--- BEGIN GIVEN RECORDS ---
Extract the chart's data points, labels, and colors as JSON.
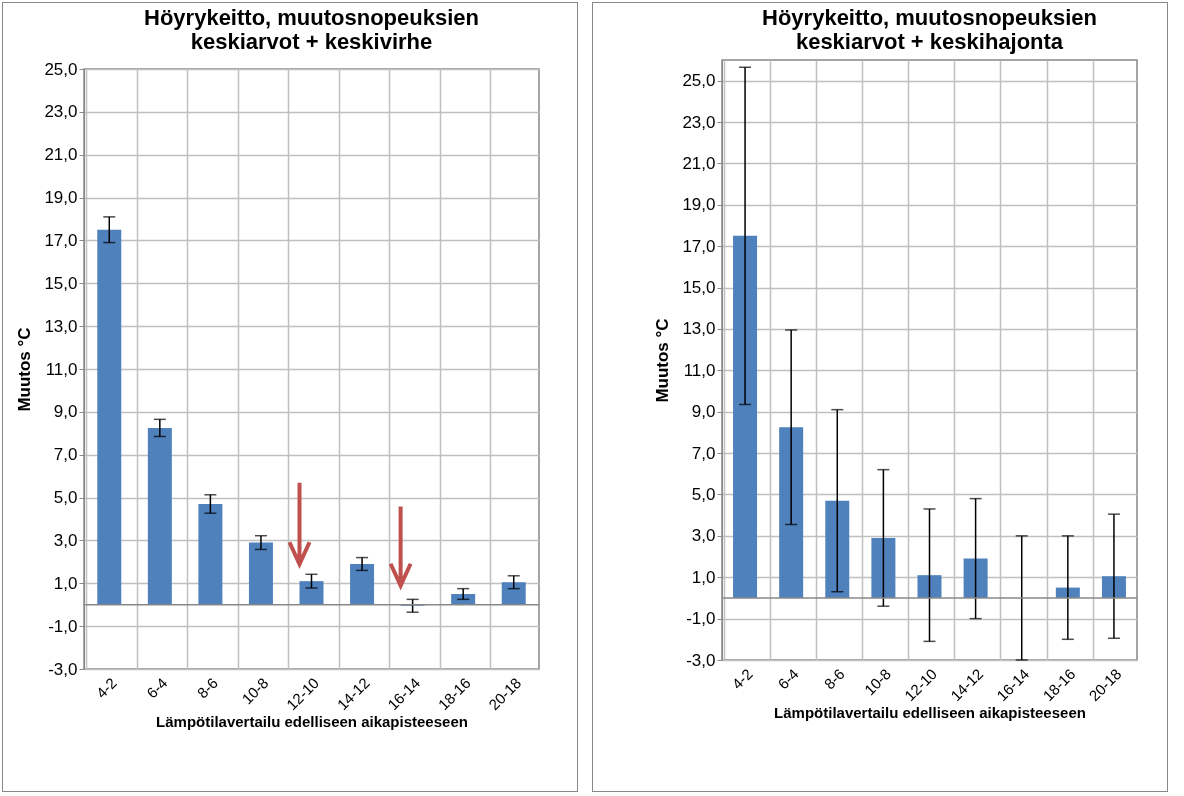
{
  "chart_data": [
    {
      "type": "bar",
      "title": "Höyrykeitto, muutosnopeuksien\nkeskiarvot + keskivirhe",
      "xlabel": "Lämpötilavertailu edelliseen aikapisteeseen",
      "ylabel": "Muutos °C",
      "categories": [
        "4-2",
        "6-4",
        "8-6",
        "10-8",
        "12-10",
        "14-12",
        "16-14",
        "18-16",
        "20-18"
      ],
      "series": [
        {
          "color": "#4f81bd",
          "values": [
            17.5,
            8.25,
            4.7,
            2.9,
            1.1,
            1.9,
            -0.05,
            0.5,
            1.05
          ],
          "errors": [
            0.6,
            0.4,
            0.43,
            0.32,
            0.32,
            0.3,
            0.3,
            0.25,
            0.3
          ]
        }
      ],
      "ylim": [
        -3,
        25
      ],
      "yticks": [
        {
          "value": -3,
          "label": "-3,0"
        },
        {
          "value": -1,
          "label": "-1,0"
        },
        {
          "value": 1,
          "label": "1,0"
        },
        {
          "value": 3,
          "label": "3,0"
        },
        {
          "value": 5,
          "label": "5,0"
        },
        {
          "value": 7,
          "label": "7,0"
        },
        {
          "value": 9,
          "label": "9,0"
        },
        {
          "value": 11,
          "label": "11,0"
        },
        {
          "value": 13,
          "label": "13,0"
        },
        {
          "value": 15,
          "label": "15,0"
        },
        {
          "value": 17,
          "label": "17,0"
        },
        {
          "value": 19,
          "label": "19,0"
        },
        {
          "value": 21,
          "label": "21,0"
        },
        {
          "value": 23,
          "label": "23,0"
        },
        {
          "value": 25,
          "label": "25,0"
        }
      ],
      "grid": true
    },
    {
      "type": "bar",
      "title": "Höyrykeitto, muutosnopeuksien\nkeskiarvot + keskihajonta",
      "xlabel": "Lämpötilavertailu edelliseen aikapisteeseen",
      "ylabel": "Muutos °C",
      "categories": [
        "4-2",
        "6-4",
        "8-6",
        "10-8",
        "12-10",
        "14-12",
        "16-14",
        "18-16",
        "20-18"
      ],
      "series": [
        {
          "color": "#4f81bd",
          "values": [
            17.5,
            8.25,
            4.7,
            2.9,
            1.1,
            1.9,
            0,
            0.5,
            1.05
          ],
          "errors": [
            8.15,
            4.7,
            4.4,
            3.3,
            3.2,
            2.9,
            3.0,
            2.5,
            3.0
          ]
        }
      ],
      "ylim": [
        -3,
        26
      ],
      "yticks": [
        {
          "value": -3,
          "label": "-3,0"
        },
        {
          "value": -1,
          "label": "-1,0"
        },
        {
          "value": 1,
          "label": "1,0"
        },
        {
          "value": 3,
          "label": "3,0"
        },
        {
          "value": 5,
          "label": "5,0"
        },
        {
          "value": 7,
          "label": "7,0"
        },
        {
          "value": 9,
          "label": "9,0"
        },
        {
          "value": 11,
          "label": "11,0"
        },
        {
          "value": 13,
          "label": "13,0"
        },
        {
          "value": 15,
          "label": "15,0"
        },
        {
          "value": 17,
          "label": "17,0"
        },
        {
          "value": 19,
          "label": "19,0"
        },
        {
          "value": 21,
          "label": "21,0"
        },
        {
          "value": 23,
          "label": "23,0"
        },
        {
          "value": 25,
          "label": "25,0"
        }
      ],
      "grid": true
    }
  ]
}
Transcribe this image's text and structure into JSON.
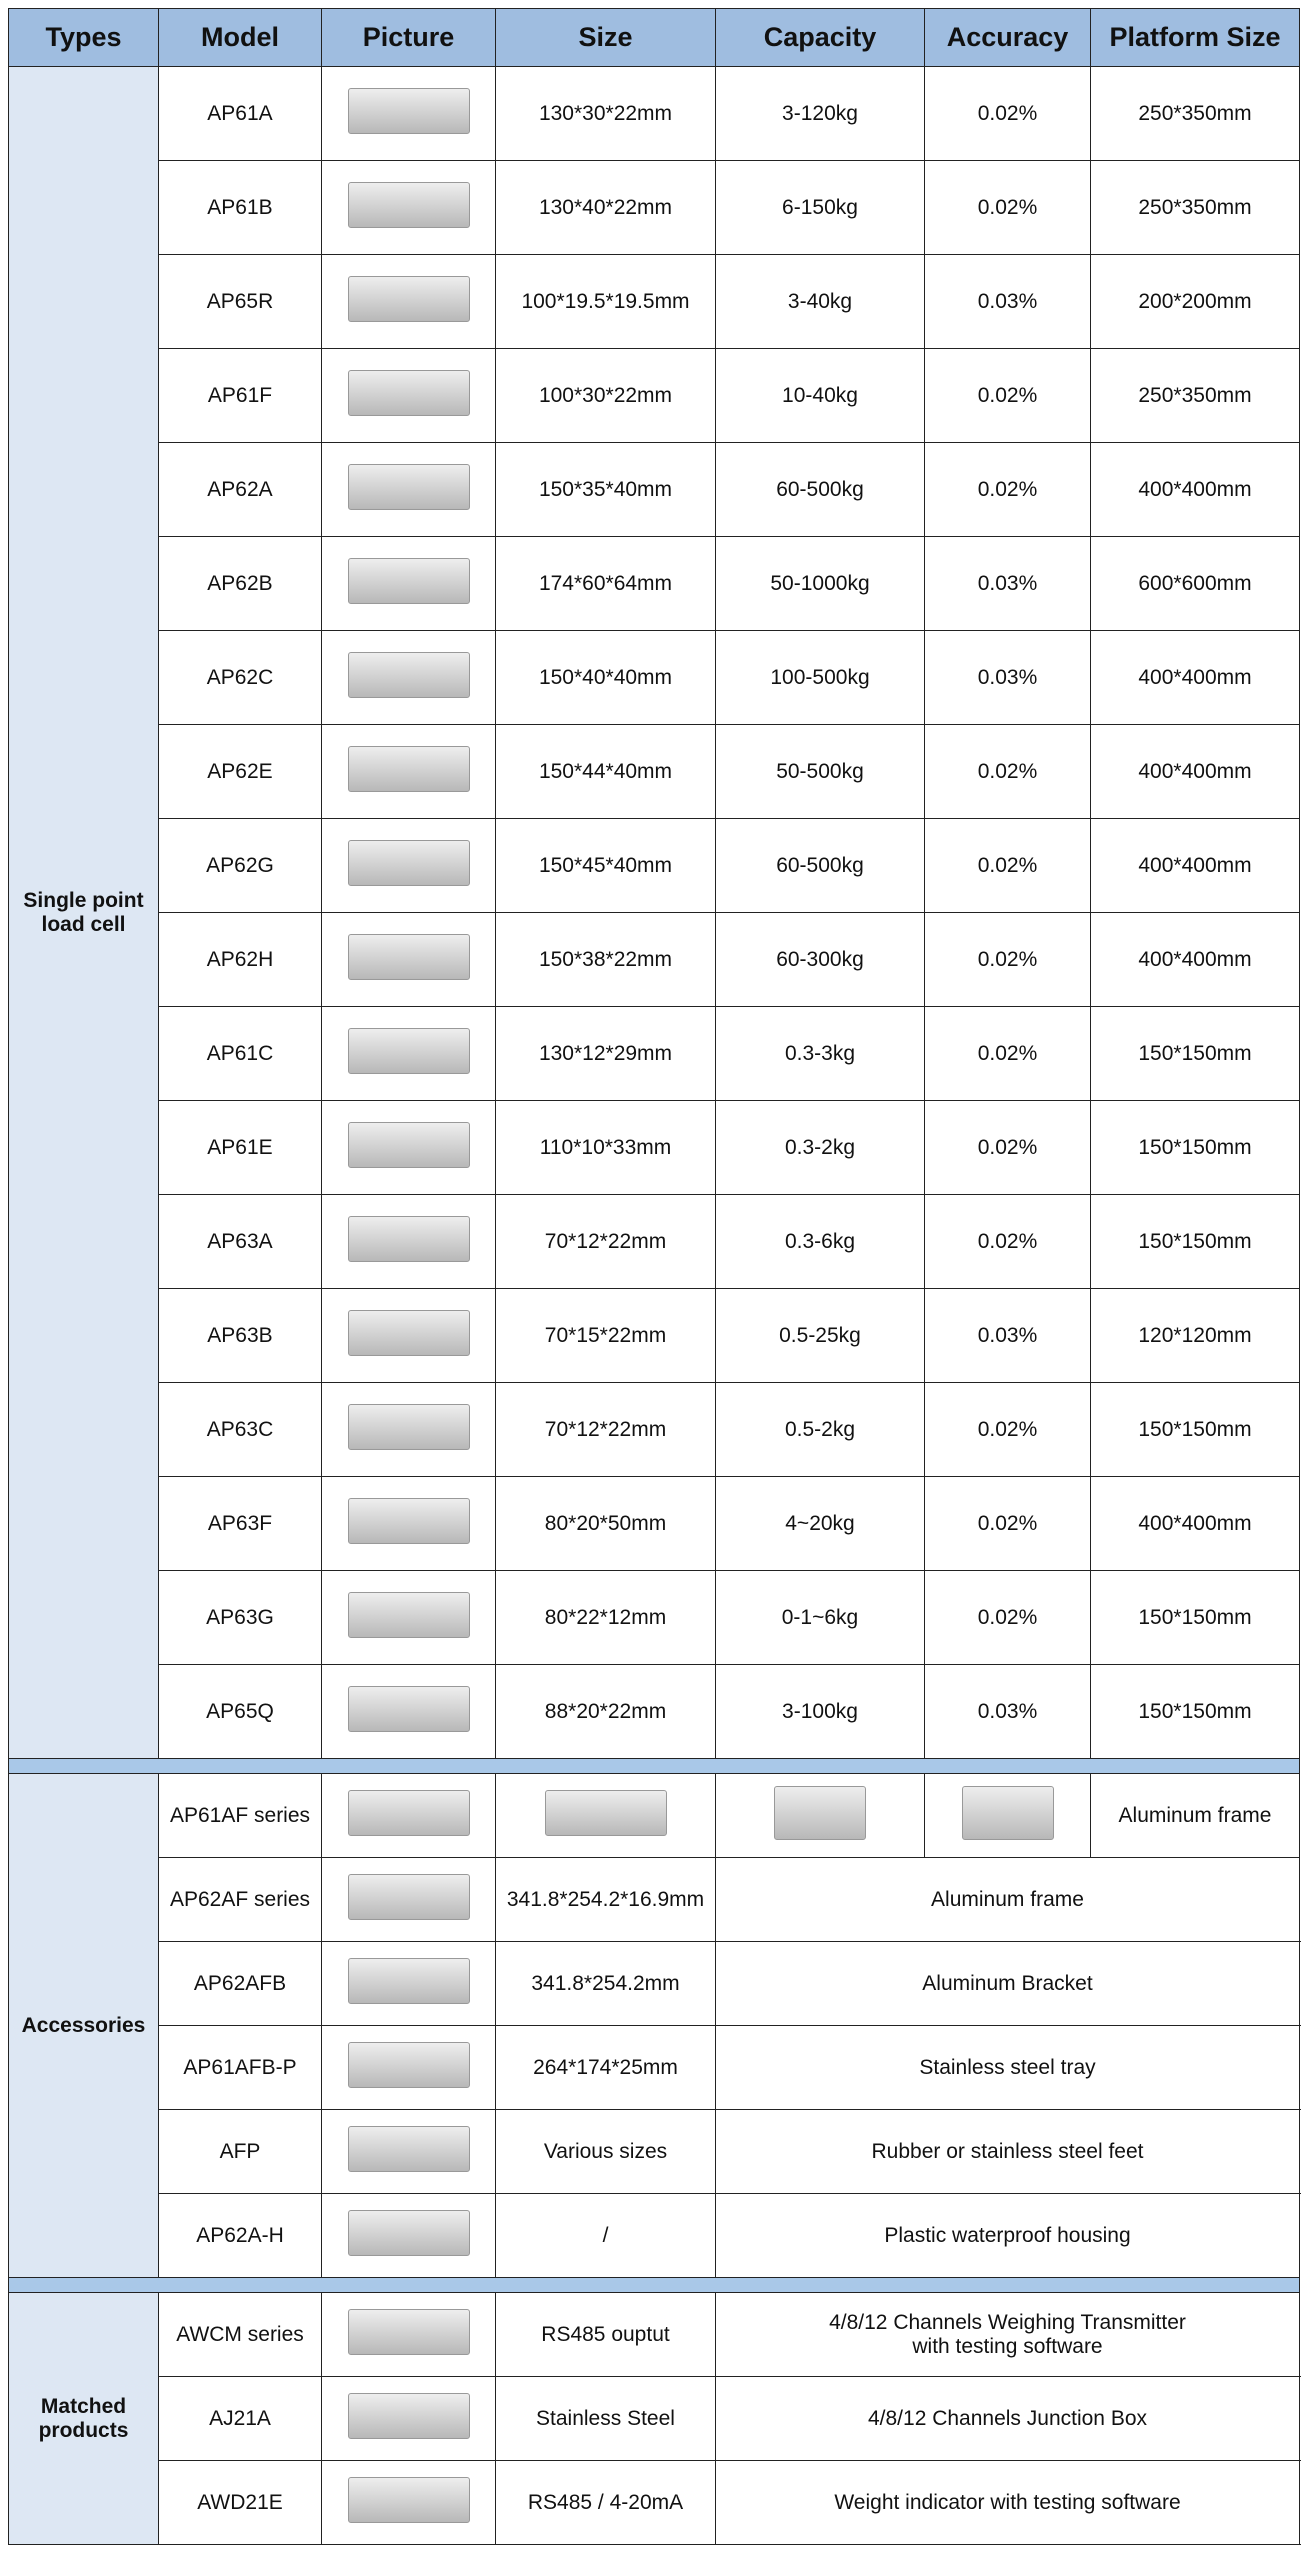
{
  "header": [
    "Types",
    "Model",
    "Picture",
    "Size",
    "Capacity",
    "Accuracy",
    "Platform Size"
  ],
  "sections": [
    {
      "type": "Single point load cell",
      "rows": [
        {
          "model": "AP61A",
          "size": "130*30*22mm",
          "capacity": "3-120kg",
          "accuracy": "0.02%",
          "platform": "250*350mm"
        },
        {
          "model": "AP61B",
          "size": "130*40*22mm",
          "capacity": "6-150kg",
          "accuracy": "0.02%",
          "platform": "250*350mm"
        },
        {
          "model": "AP65R",
          "size": "100*19.5*19.5mm",
          "capacity": "3-40kg",
          "accuracy": "0.03%",
          "platform": "200*200mm"
        },
        {
          "model": "AP61F",
          "size": "100*30*22mm",
          "capacity": "10-40kg",
          "accuracy": "0.02%",
          "platform": "250*350mm"
        },
        {
          "model": "AP62A",
          "size": "150*35*40mm",
          "capacity": "60-500kg",
          "accuracy": "0.02%",
          "platform": "400*400mm"
        },
        {
          "model": "AP62B",
          "size": "174*60*64mm",
          "capacity": "50-1000kg",
          "accuracy": "0.03%",
          "platform": "600*600mm"
        },
        {
          "model": "AP62C",
          "size": "150*40*40mm",
          "capacity": "100-500kg",
          "accuracy": "0.03%",
          "platform": "400*400mm"
        },
        {
          "model": "AP62E",
          "size": "150*44*40mm",
          "capacity": "50-500kg",
          "accuracy": "0.02%",
          "platform": "400*400mm"
        },
        {
          "model": "AP62G",
          "size": "150*45*40mm",
          "capacity": "60-500kg",
          "accuracy": "0.02%",
          "platform": "400*400mm"
        },
        {
          "model": "AP62H",
          "size": "150*38*22mm",
          "capacity": "60-300kg",
          "accuracy": "0.02%",
          "platform": "400*400mm"
        },
        {
          "model": "AP61C",
          "size": "130*12*29mm",
          "capacity": "0.3-3kg",
          "accuracy": "0.02%",
          "platform": "150*150mm"
        },
        {
          "model": "AP61E",
          "size": "110*10*33mm",
          "capacity": "0.3-2kg",
          "accuracy": "0.02%",
          "platform": "150*150mm"
        },
        {
          "model": "AP63A",
          "size": "70*12*22mm",
          "capacity": "0.3-6kg",
          "accuracy": "0.02%",
          "platform": "150*150mm"
        },
        {
          "model": "AP63B",
          "size": "70*15*22mm",
          "capacity": "0.5-25kg",
          "accuracy": "0.03%",
          "platform": "120*120mm"
        },
        {
          "model": "AP63C",
          "size": "70*12*22mm",
          "capacity": "0.5-2kg",
          "accuracy": "0.02%",
          "platform": "150*150mm"
        },
        {
          "model": "AP63F",
          "size": "80*20*50mm",
          "capacity": "4~20kg",
          "accuracy": "0.02%",
          "platform": "400*400mm"
        },
        {
          "model": "AP63G",
          "size": "80*22*12mm",
          "capacity": "0-1~6kg",
          "accuracy": "0.02%",
          "platform": "150*150mm"
        },
        {
          "model": "AP65Q",
          "size": "88*20*22mm",
          "capacity": "3-100kg",
          "accuracy": "0.03%",
          "platform": "150*150mm"
        }
      ]
    },
    {
      "type": "Accessories",
      "rows": [
        {
          "model": "AP61AF series",
          "description": "Aluminum frame"
        },
        {
          "model": "AP62AF series",
          "size": "341.8*254.2*16.9mm",
          "description": "Aluminum frame"
        },
        {
          "model": "AP62AFB",
          "size": "341.8*254.2mm",
          "description": "Aluminum Bracket"
        },
        {
          "model": "AP61AFB-P",
          "size": "264*174*25mm",
          "description": "Stainless steel tray"
        },
        {
          "model": "AFP",
          "size": "Various sizes",
          "description": "Rubber or stainless steel feet"
        },
        {
          "model": "AP62A-H",
          "size": "/",
          "description": "Plastic waterproof housing"
        }
      ]
    },
    {
      "type": "Matched products",
      "rows": [
        {
          "model": "AWCM series",
          "size": "RS485 ouptut",
          "description": "4/8/12 Channels Weighing Transmitter\nwith testing software"
        },
        {
          "model": "AJ21A",
          "size": "Stainless Steel",
          "description": "4/8/12 Channels Junction Box"
        },
        {
          "model": "AWD21E",
          "size": "RS485 / 4-20mA",
          "description": "Weight indicator with testing software"
        }
      ]
    }
  ]
}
--- END GIVEN RECORDS ---
GIVEN REQUEST
Every line is to be duplicated exactly, though pictures stay out.

OUTPUT OF THE TASK
Extract the chart's data points, labels, and colors as JSON.
{
  "chart_data": [
    {
      "type": "bar",
      "title": "Höyrykeitto, muutosnopeuksien\nkeskiarvot + keskivirhe",
      "xlabel": "Lämpötilavertailu edelliseen aikapisteeseen",
      "ylabel": "Muutos °C",
      "categories": [
        "4-2",
        "6-4",
        "8-6",
        "10-8",
        "12-10",
        "14-12",
        "16-14",
        "18-16",
        "20-18"
      ],
      "series": [
        {
          "color": "#4f81bd",
          "values": [
            17.5,
            8.25,
            4.7,
            2.9,
            1.1,
            1.9,
            -0.05,
            0.5,
            1.05
          ],
          "errors": [
            0.6,
            0.4,
            0.43,
            0.32,
            0.32,
            0.3,
            0.3,
            0.25,
            0.3
          ]
        }
      ],
      "ylim": [
        -3,
        25
      ],
      "yticks": [
        {
          "value": -3,
          "label": "-3,0"
        },
        {
          "value": -1,
          "label": "-1,0"
        },
        {
          "value": 1,
          "label": "1,0"
        },
        {
          "value": 3,
          "label": "3,0"
        },
        {
          "value": 5,
          "label": "5,0"
        },
        {
          "value": 7,
          "label": "7,0"
        },
        {
          "value": 9,
          "label": "9,0"
        },
        {
          "value": 11,
          "label": "11,0"
        },
        {
          "value": 13,
          "label": "13,0"
        },
        {
          "value": 15,
          "label": "15,0"
        },
        {
          "value": 17,
          "label": "17,0"
        },
        {
          "value": 19,
          "label": "19,0"
        },
        {
          "value": 21,
          "label": "21,0"
        },
        {
          "value": 23,
          "label": "23,0"
        },
        {
          "value": 25,
          "label": "25,0"
        }
      ],
      "grid": true
    },
    {
      "type": "bar",
      "title": "Höyrykeitto, muutosnopeuksien\nkeskiarvot + keskihajonta",
      "xlabel": "Lämpötilavertailu edelliseen aikapisteeseen",
      "ylabel": "Muutos °C",
      "categories": [
        "4-2",
        "6-4",
        "8-6",
        "10-8",
        "12-10",
        "14-12",
        "16-14",
        "18-16",
        "20-18"
      ],
      "series": [
        {
          "color": "#4f81bd",
          "values": [
            17.5,
            8.25,
            4.7,
            2.9,
            1.1,
            1.9,
            0,
            0.5,
            1.05
          ],
          "errors": [
            8.15,
            4.7,
            4.4,
            3.3,
            3.2,
            2.9,
            3.0,
            2.5,
            3.0
          ]
        }
      ],
      "ylim": [
        -3,
        26
      ],
      "yticks": [
        {
          "value": -3,
          "label": "-3,0"
        },
        {
          "value": -1,
          "label": "-1,0"
        },
        {
          "value": 1,
          "label": "1,0"
        },
        {
          "value": 3,
          "label": "3,0"
        },
        {
          "value": 5,
          "label": "5,0"
        },
        {
          "value": 7,
          "label": "7,0"
        },
        {
          "value": 9,
          "label": "9,0"
        },
        {
          "value": 11,
          "label": "11,0"
        },
        {
          "value": 13,
          "label": "13,0"
        },
        {
          "value": 15,
          "label": "15,0"
        },
        {
          "value": 17,
          "label": "17,0"
        },
        {
          "value": 19,
          "label": "19,0"
        },
        {
          "value": 21,
          "label": "21,0"
        },
        {
          "value": 23,
          "label": "23,0"
        },
        {
          "value": 25,
          "label": "25,0"
        }
      ],
      "grid": true
    }
  ]
}
Transcribe this image's text and structure into JSON.
{
  "header": [
    "Types",
    "Model",
    "Picture",
    "Size",
    "Capacity",
    "Accuracy",
    "Platform Size"
  ],
  "sections": [
    {
      "type": "Single point load cell",
      "rows": [
        {
          "model": "AP61A",
          "size": "130*30*22mm",
          "capacity": "3-120kg",
          "accuracy": "0.02%",
          "platform": "250*350mm"
        },
        {
          "model": "AP61B",
          "size": "130*40*22mm",
          "capacity": "6-150kg",
          "accuracy": "0.02%",
          "platform": "250*350mm"
        },
        {
          "model": "AP65R",
          "size": "100*19.5*19.5mm",
          "capacity": "3-40kg",
          "accuracy": "0.03%",
          "platform": "200*200mm"
        },
        {
          "model": "AP61F",
          "size": "100*30*22mm",
          "capacity": "10-40kg",
          "accuracy": "0.02%",
          "platform": "250*350mm"
        },
        {
          "model": "AP62A",
          "size": "150*35*40mm",
          "capacity": "60-500kg",
          "accuracy": "0.02%",
          "platform": "400*400mm"
        },
        {
          "model": "AP62B",
          "size": "174*60*64mm",
          "capacity": "50-1000kg",
          "accuracy": "0.03%",
          "platform": "600*600mm"
        },
        {
          "model": "AP62C",
          "size": "150*40*40mm",
          "capacity": "100-500kg",
          "accuracy": "0.03%",
          "platform": "400*400mm"
        },
        {
          "model": "AP62E",
          "size": "150*44*40mm",
          "capacity": "50-500kg",
          "accuracy": "0.02%",
          "platform": "400*400mm"
        },
        {
          "model": "AP62G",
          "size": "150*45*40mm",
          "capacity": "60-500kg",
          "accuracy": "0.02%",
          "platform": "400*400mm"
        },
        {
          "model": "AP62H",
          "size": "150*38*22mm",
          "capacity": "60-300kg",
          "accuracy": "0.02%",
          "platform": "400*400mm"
        },
        {
          "model": "AP61C",
          "size": "130*12*29mm",
          "capacity": "0.3-3kg",
          "accuracy": "0.02%",
          "platform": "150*150mm"
        },
        {
          "model": "AP61E",
          "size": "110*10*33mm",
          "capacity": "0.3-2kg",
          "accuracy": "0.02%",
          "platform": "150*150mm"
        },
        {
          "model": "AP63A",
          "size": "70*12*22mm",
          "capacity": "0.3-6kg",
          "accuracy": "0.02%",
          "platform": "150*150mm"
        },
        {
          "model": "AP63B",
          "size": "70*15*22mm",
          "capacity": "0.5-25kg",
          "accuracy": "0.03%",
          "platform": "120*120mm"
        },
        {
          "model": "AP63C",
          "size": "70*12*22mm",
          "capacity": "0.5-2kg",
          "accuracy": "0.02%",
          "platform": "150*150mm"
        },
        {
          "model": "AP63F",
          "size": "80*20*50mm",
          "capacity": "4~20kg",
          "accuracy": "0.02%",
          "platform": "400*400mm"
        },
        {
          "model": "AP63G",
          "size": "80*22*12mm",
          "capacity": "0-1~6kg",
          "accuracy": "0.02%",
          "platform": "150*150mm"
        },
        {
          "model": "AP65Q",
          "size": "88*20*22mm",
          "capacity": "3-100kg",
          "accuracy": "0.03%",
          "platform": "150*150mm"
        }
      ]
    },
    {
      "type": "Accessories",
      "rows": [
        {
          "model": "AP61AF series",
          "description": "Aluminum frame"
        },
        {
          "model": "AP62AF series",
          "size": "341.8*254.2*16.9mm",
          "description": "Aluminum frame"
        },
        {
          "model": "AP62AFB",
          "size": "341.8*254.2mm",
          "description": "Aluminum Bracket"
        },
        {
          "model": "AP61AFB-P",
          "size": "264*174*25mm",
          "description": "Stainless steel tray"
        },
        {
          "model": "AFP",
          "size": "Various sizes",
          "description": "Rubber or stainless steel feet"
        },
        {
          "model": "AP62A-H",
          "size": "/",
          "description": "Plastic waterproof housing"
        }
      ]
    },
    {
      "type": "Matched products",
      "rows": [
        {
          "model": "AWCM series",
          "size": "RS485 ouptut",
          "description": "4/8/12 Channels Weighing Transmitter\nwith testing software"
        },
        {
          "model": "AJ21A",
          "size": "Stainless Steel",
          "description": "4/8/12 Channels Junction Box"
        },
        {
          "model": "AWD21E",
          "size": "RS485 / 4-20mA",
          "description": "Weight indicator with testing software"
        }
      ]
    }
  ]
}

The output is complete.